» **What the task requires**: Extract the lines that carry the string "JSON" from the listing.

» **Records from a dataset**:
--- start ---

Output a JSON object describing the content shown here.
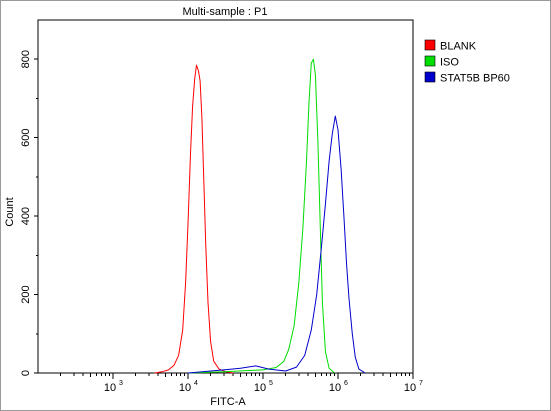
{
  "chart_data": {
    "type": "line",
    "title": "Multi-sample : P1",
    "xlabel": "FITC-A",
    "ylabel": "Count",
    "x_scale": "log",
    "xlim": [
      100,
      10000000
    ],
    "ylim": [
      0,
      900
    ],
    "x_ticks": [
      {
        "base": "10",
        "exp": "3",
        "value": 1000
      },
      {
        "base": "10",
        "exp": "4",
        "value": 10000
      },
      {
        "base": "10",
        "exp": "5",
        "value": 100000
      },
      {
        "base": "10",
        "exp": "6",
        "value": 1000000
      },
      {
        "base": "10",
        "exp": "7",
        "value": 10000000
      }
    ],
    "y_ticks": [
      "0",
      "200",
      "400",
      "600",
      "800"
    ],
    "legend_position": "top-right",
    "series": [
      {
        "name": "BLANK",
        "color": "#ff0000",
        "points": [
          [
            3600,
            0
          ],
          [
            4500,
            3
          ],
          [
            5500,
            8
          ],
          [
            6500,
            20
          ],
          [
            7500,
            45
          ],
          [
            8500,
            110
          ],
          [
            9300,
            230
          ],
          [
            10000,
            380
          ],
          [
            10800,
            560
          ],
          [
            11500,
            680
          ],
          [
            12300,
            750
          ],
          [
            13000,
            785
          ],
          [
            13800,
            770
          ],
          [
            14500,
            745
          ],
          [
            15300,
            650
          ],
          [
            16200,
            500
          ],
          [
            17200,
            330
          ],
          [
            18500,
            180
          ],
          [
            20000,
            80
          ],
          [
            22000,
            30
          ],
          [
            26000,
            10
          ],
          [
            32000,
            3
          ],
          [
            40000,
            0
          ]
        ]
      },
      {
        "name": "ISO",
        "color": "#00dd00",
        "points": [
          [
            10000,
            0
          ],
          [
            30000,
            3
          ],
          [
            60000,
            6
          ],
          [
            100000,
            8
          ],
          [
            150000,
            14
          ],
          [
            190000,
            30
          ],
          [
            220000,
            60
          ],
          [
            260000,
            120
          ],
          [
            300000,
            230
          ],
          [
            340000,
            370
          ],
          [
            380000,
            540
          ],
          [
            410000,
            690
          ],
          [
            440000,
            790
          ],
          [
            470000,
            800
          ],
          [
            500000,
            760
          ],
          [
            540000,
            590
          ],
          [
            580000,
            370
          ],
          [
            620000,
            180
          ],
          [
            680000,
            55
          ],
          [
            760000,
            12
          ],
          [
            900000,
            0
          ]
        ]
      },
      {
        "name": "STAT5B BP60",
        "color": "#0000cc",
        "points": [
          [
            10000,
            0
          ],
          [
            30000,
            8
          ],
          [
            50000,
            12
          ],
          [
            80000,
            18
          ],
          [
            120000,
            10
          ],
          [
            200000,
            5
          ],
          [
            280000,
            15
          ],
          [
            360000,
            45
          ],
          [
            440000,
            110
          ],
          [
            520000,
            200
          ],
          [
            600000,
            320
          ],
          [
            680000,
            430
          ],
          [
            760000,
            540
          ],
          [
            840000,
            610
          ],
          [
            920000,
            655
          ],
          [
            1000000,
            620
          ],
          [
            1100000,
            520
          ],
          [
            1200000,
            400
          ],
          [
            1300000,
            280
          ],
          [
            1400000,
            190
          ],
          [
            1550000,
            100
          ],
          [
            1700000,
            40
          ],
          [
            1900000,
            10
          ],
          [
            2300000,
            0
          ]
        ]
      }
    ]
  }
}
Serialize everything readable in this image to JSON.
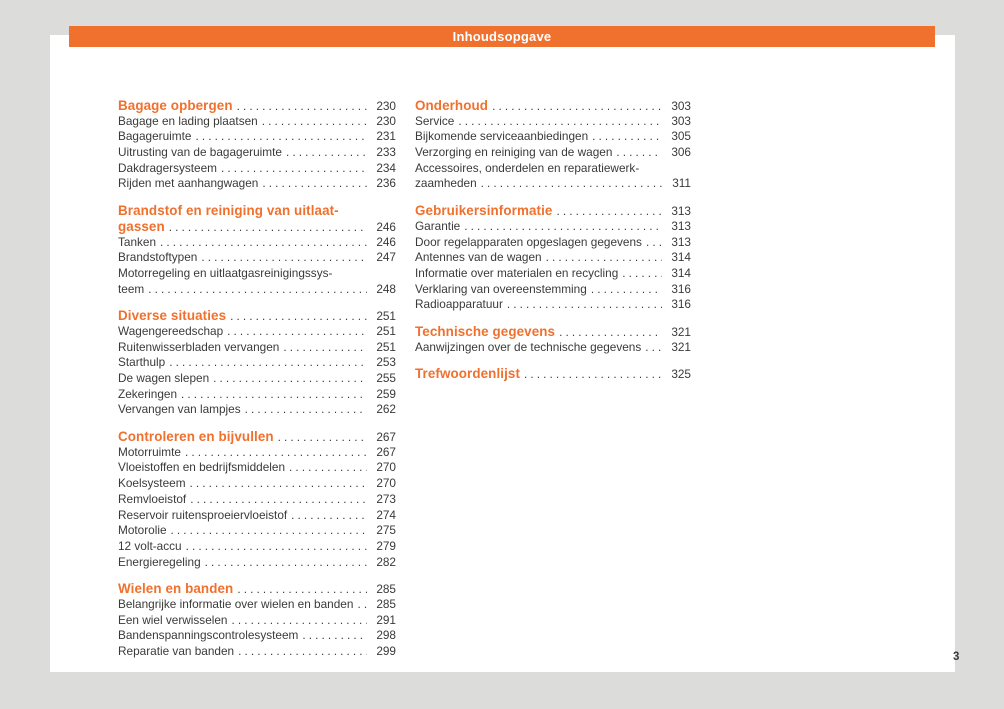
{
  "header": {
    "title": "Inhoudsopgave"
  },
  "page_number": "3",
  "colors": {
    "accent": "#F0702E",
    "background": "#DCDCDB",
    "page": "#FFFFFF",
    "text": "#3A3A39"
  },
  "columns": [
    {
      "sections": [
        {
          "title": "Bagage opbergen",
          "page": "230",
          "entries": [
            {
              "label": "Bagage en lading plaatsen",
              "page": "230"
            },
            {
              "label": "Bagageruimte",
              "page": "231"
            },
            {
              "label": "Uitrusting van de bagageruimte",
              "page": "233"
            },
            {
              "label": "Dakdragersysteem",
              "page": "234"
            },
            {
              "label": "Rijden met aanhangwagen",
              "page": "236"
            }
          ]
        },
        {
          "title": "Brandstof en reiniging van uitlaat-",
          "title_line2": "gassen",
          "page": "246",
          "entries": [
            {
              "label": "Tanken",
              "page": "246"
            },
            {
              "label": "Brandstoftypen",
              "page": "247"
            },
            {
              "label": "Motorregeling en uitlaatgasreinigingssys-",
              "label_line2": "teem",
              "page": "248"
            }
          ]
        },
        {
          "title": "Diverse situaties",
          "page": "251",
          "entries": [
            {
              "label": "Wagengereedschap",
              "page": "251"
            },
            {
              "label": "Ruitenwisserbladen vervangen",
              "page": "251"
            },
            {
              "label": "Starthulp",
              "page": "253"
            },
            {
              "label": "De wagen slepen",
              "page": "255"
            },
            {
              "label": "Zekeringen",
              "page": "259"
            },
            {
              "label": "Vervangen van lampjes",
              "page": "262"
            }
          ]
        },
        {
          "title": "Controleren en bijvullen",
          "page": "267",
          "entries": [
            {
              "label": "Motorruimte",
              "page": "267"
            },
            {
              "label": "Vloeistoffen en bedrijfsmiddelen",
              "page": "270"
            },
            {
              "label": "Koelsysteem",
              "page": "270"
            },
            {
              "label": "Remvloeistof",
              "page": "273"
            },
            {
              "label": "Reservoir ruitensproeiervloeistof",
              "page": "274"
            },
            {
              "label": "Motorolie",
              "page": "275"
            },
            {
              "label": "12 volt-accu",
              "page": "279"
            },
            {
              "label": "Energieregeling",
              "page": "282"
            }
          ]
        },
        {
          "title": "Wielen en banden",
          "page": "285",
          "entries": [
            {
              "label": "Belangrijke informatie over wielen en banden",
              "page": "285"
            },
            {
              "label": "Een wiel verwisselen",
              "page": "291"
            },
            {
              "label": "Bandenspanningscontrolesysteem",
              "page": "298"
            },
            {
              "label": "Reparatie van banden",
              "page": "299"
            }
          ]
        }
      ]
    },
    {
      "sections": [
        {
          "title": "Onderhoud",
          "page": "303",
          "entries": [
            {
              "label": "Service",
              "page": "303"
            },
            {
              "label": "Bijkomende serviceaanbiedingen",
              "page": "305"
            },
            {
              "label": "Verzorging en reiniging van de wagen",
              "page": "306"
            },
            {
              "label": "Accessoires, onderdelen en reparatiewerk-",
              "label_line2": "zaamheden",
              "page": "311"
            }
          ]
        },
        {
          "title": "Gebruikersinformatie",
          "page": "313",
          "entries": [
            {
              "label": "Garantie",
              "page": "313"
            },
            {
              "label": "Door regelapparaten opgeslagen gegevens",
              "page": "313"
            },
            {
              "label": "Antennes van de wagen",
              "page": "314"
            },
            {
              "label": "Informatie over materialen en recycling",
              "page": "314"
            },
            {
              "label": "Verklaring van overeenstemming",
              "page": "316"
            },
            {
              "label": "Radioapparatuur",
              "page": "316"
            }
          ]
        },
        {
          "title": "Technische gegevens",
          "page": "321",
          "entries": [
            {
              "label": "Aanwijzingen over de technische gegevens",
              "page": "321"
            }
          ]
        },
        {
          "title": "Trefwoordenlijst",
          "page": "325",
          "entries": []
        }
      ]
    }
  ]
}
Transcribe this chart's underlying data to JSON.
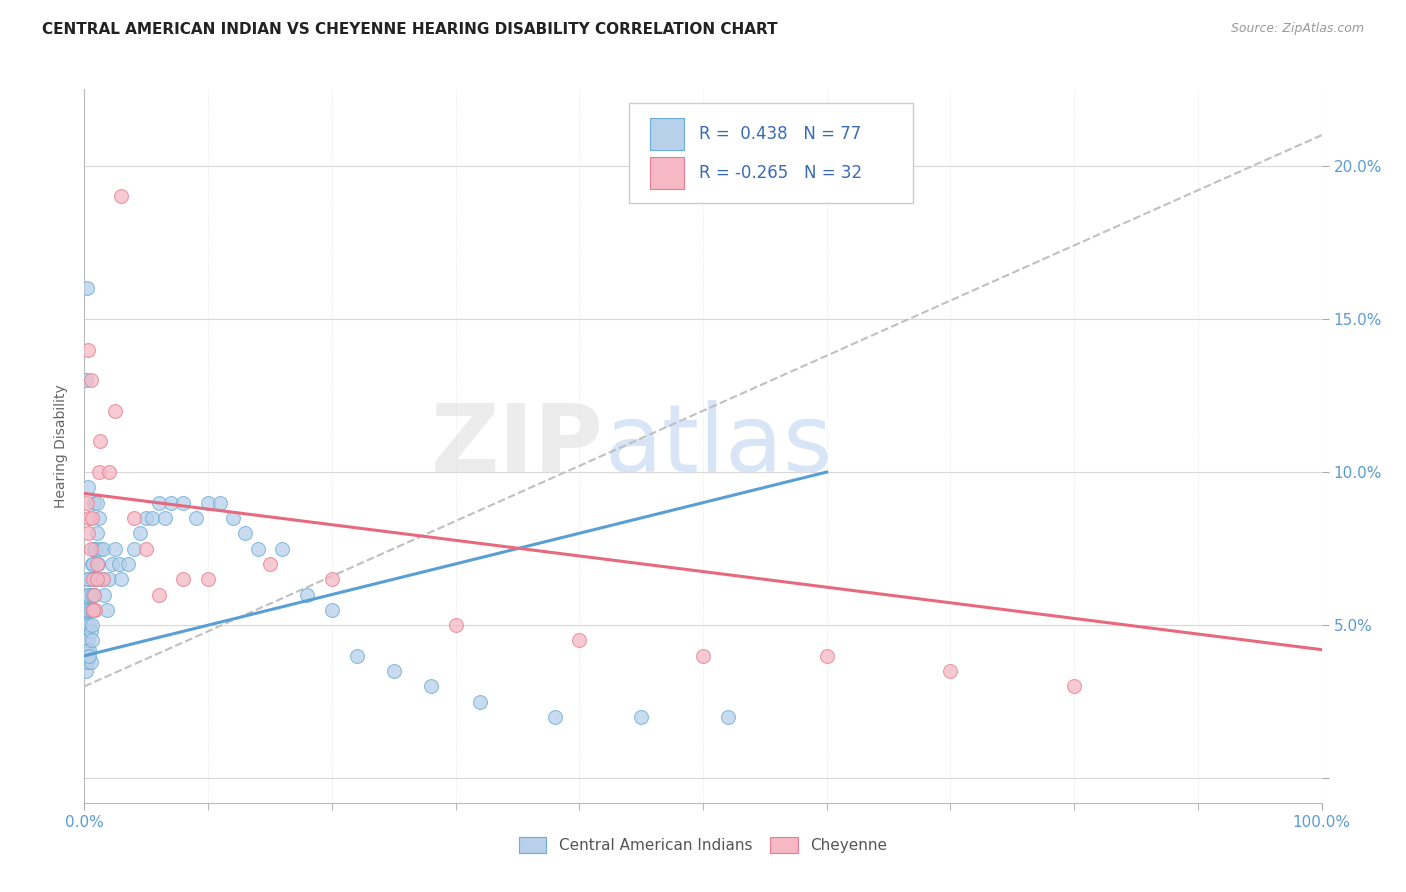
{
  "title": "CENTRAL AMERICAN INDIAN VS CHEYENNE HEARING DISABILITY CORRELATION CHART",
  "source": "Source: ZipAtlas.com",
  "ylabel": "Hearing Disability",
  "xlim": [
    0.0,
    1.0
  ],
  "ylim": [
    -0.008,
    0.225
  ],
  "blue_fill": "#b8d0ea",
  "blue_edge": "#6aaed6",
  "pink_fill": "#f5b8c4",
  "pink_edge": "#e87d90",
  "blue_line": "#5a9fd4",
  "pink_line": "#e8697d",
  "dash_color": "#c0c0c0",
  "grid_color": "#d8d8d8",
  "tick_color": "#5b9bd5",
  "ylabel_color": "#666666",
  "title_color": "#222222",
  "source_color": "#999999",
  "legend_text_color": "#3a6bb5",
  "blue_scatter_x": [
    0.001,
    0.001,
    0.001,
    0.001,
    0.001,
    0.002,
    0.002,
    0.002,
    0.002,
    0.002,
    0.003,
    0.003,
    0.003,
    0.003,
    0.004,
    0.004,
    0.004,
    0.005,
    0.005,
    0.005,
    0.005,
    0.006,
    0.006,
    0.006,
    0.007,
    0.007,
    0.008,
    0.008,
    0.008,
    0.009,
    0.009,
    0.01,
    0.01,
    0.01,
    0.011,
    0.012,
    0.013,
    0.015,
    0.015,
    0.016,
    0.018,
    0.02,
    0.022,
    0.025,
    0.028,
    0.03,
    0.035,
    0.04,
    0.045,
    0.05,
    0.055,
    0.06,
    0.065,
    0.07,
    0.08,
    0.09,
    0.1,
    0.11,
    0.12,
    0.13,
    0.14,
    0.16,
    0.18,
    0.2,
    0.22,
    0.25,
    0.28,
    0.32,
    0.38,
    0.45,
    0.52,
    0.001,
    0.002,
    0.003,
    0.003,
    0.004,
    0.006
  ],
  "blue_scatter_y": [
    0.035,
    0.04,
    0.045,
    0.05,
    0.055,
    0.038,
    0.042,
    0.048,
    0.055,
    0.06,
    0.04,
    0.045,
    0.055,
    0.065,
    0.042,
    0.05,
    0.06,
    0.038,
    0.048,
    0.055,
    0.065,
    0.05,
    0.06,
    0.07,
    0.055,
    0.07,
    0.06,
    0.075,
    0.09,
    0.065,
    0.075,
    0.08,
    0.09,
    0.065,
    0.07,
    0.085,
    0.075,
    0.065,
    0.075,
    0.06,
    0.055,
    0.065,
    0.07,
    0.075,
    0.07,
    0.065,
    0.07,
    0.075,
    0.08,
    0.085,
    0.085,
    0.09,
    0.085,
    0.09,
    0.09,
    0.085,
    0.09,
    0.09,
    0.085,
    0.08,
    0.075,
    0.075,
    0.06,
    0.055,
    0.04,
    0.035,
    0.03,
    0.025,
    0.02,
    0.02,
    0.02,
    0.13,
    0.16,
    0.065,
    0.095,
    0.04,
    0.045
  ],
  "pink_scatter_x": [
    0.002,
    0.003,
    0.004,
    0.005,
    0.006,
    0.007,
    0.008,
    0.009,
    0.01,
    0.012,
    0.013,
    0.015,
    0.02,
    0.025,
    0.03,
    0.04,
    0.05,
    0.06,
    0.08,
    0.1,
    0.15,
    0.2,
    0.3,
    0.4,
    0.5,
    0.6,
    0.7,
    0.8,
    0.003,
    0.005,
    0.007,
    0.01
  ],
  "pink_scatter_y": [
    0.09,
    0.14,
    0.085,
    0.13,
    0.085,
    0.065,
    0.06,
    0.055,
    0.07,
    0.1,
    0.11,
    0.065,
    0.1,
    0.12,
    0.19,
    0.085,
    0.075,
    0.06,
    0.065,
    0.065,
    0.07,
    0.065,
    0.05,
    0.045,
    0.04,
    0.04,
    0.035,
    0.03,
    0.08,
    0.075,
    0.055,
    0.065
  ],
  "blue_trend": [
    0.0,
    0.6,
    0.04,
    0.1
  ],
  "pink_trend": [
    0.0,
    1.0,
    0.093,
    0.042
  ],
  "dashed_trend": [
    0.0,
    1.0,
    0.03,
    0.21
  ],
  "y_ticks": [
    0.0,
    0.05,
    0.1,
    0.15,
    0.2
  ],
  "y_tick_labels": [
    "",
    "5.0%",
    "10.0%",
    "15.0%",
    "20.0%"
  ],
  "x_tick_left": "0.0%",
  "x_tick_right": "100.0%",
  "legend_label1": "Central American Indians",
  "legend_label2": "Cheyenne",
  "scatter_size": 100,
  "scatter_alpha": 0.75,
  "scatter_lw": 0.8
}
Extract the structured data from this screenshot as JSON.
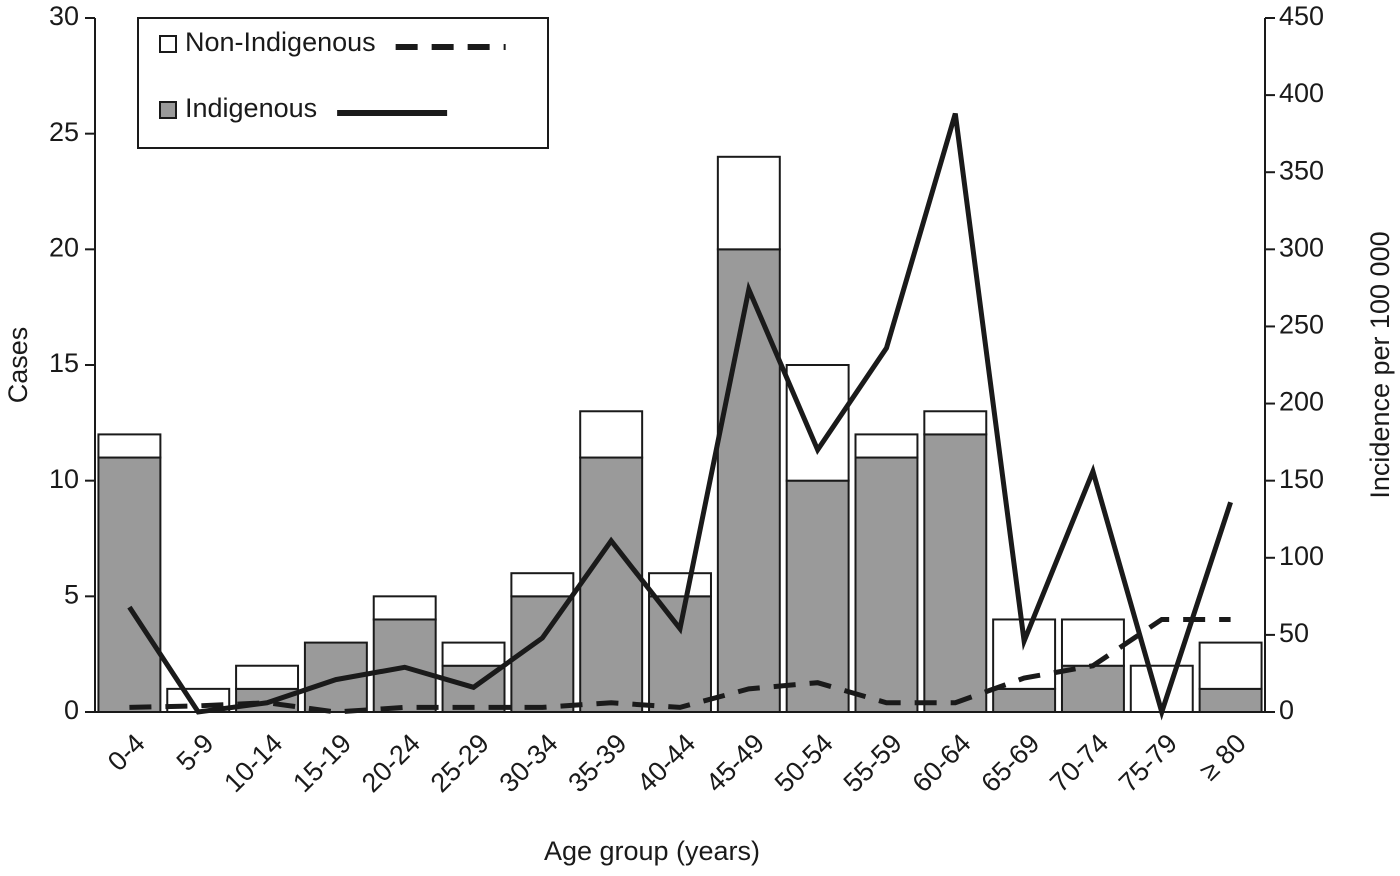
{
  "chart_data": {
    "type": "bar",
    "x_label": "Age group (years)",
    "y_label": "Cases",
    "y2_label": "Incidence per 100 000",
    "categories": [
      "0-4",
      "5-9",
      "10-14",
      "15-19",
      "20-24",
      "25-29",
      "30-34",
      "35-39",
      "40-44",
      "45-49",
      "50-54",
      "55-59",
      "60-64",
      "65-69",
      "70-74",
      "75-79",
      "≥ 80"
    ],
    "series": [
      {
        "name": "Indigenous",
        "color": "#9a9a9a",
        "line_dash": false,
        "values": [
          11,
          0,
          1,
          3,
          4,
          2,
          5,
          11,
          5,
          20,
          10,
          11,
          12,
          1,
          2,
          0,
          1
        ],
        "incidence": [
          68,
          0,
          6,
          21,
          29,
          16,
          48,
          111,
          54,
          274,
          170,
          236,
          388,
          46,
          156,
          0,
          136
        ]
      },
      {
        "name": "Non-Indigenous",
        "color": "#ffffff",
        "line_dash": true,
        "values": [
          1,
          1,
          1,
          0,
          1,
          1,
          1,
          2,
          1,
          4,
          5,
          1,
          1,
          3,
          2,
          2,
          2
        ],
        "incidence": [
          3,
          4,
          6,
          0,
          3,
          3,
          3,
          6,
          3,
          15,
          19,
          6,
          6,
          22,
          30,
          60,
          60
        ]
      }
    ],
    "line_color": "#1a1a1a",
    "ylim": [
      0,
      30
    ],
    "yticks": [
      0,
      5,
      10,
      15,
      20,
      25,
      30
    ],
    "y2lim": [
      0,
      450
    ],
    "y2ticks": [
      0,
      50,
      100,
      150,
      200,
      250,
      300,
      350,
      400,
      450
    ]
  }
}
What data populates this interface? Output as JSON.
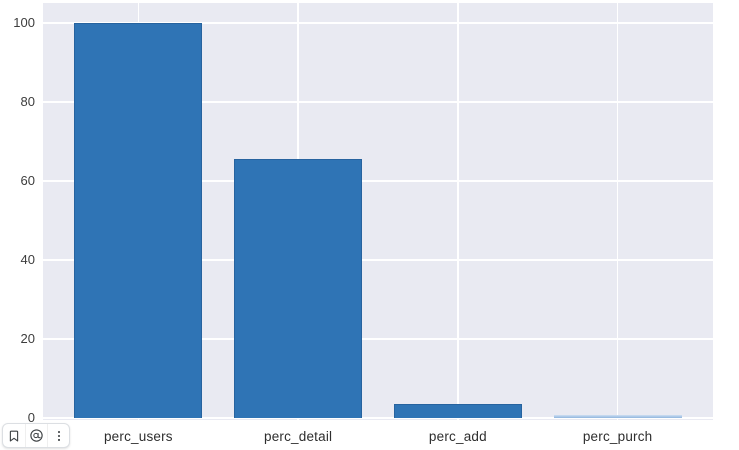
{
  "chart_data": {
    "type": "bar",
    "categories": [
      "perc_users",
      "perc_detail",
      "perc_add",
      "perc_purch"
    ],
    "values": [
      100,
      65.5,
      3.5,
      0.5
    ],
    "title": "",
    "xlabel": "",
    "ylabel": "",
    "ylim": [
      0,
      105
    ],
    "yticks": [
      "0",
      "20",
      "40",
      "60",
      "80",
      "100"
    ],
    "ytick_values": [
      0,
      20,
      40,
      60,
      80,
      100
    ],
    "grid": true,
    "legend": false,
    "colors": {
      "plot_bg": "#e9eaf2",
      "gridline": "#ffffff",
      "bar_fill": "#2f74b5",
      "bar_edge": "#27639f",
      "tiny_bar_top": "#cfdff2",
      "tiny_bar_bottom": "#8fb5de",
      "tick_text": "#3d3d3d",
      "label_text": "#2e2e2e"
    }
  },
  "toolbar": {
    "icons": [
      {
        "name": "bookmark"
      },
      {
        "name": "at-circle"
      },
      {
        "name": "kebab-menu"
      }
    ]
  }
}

--- end ---

» **The solution**:
Output a JSON object describing the content shown here.
Serialize everything readable in this image to JSON.
Transcribe this chart's underlying data to JSON.
Extract the structured data from this screenshot as JSON.
What data populates this interface? Output as JSON.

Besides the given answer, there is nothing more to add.